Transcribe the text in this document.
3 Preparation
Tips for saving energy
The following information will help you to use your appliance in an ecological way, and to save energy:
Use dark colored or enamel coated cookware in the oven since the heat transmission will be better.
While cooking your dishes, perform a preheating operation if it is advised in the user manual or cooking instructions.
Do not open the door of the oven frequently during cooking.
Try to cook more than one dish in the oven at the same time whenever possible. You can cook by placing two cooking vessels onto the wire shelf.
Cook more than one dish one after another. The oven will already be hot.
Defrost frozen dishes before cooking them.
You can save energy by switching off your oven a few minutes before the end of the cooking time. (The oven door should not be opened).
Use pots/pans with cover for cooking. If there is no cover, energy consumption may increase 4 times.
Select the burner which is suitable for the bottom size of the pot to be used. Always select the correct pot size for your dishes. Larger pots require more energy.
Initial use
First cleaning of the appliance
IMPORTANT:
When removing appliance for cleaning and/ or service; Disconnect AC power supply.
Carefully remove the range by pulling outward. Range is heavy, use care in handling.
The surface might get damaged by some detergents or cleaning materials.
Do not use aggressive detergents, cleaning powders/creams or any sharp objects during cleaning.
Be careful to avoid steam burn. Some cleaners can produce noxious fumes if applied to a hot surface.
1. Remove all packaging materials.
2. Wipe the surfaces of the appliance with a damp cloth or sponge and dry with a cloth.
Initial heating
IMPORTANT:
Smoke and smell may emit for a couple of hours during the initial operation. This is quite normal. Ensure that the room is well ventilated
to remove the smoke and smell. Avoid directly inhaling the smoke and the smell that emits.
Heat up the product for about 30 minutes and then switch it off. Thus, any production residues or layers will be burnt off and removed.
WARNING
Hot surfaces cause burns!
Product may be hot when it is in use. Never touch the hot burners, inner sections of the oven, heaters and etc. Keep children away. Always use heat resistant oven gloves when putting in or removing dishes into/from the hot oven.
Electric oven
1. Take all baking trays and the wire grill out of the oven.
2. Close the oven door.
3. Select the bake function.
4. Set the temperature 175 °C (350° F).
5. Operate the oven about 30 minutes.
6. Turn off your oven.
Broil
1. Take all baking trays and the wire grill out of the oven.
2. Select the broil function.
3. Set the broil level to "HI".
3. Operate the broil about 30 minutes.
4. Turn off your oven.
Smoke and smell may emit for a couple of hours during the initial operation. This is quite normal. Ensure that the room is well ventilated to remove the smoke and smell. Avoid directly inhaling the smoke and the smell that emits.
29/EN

▸ AIM OF THE EXERCISE
Copy out all of the data exactly, leaving nothing out.

▸ FULL ANSWER
Transcribe the text in this document.
3 Preparation
Tips for saving energy
The following information will help you to use your appliance in an ecological way, and to save energy:
Use dark colored or enamel coated cookware in the oven since the heat transmission will be better.
While cooking your dishes, perform a preheating operation if it is advised in the user manual or cooking instructions.
Do not open the door of the oven frequently during cooking.
Try to cook more than one dish in the oven at the same time whenever possible. You can cook by placing two cooking vessels onto the wire shelf.
Cook more than one dish one after another. The oven will already be hot.
Defrost frozen dishes before cooking them.
You can save energy by switching off your oven a few minutes before the end of the cooking time. (The oven door should not be opened).
Use pots/pans with cover for cooking. If there is no cover, energy consumption may increase 4 times.
Select the burner which is suitable for the bottom size of the pot to be used. Always select the correct pot size for your dishes. Larger pots require more energy.
Initial use
First cleaning of the appliance
IMPORTANT:
When removing appliance for cleaning and/ or service; Disconnect AC power supply.
Carefully remove the range by pulling outward. Range is heavy, use care in handling.
The surface might get damaged by some detergents or cleaning materials.
Do not use aggressive detergents, cleaning powders/creams or any sharp objects during cleaning.
Be careful to avoid steam burn. Some cleaners can produce noxious fumes if applied to a hot surface.
1. Remove all packaging materials.
2. Wipe the surfaces of the appliance with a damp cloth or sponge and dry with a cloth.
Initial heating
IMPORTANT:
Smoke and smell may emit for a couple of hours during the initial operation. This is quite normal. Ensure that the room is well ventilated
to remove the smoke and smell. Avoid directly inhaling the smoke and the smell that emits.
Heat up the product for about 30 minutes and then switch it off. Thus, any production residues or layers will be burnt off and removed.
WARNING
Hot surfaces cause burns!
Product may be hot when it is in use. Never touch the hot burners, inner sections of the oven, heaters and etc. Keep children away. Always use heat resistant oven gloves when putting in or removing dishes into/from the hot oven.
Electric oven
1. Take all baking trays and the wire grill out of the oven.
2. Close the oven door.
3. Select the bake function.
4. Set the temperature 175 °C (350° F).
5. Operate the oven about 30 minutes.
6. Turn off your oven.
Broil
1. Take all baking trays and the wire grill out of the oven.
2. Select the broil function.
3. Set the broil level to "HI".
3. Operate the broil about 30 minutes.
4. Turn off your oven.
Smoke and smell may emit for a couple of hours during the initial operation. This is quite normal. Ensure that the room is well ventilated to remove the smoke and smell. Avoid directly inhaling the smoke and the smell that emits.
29/EN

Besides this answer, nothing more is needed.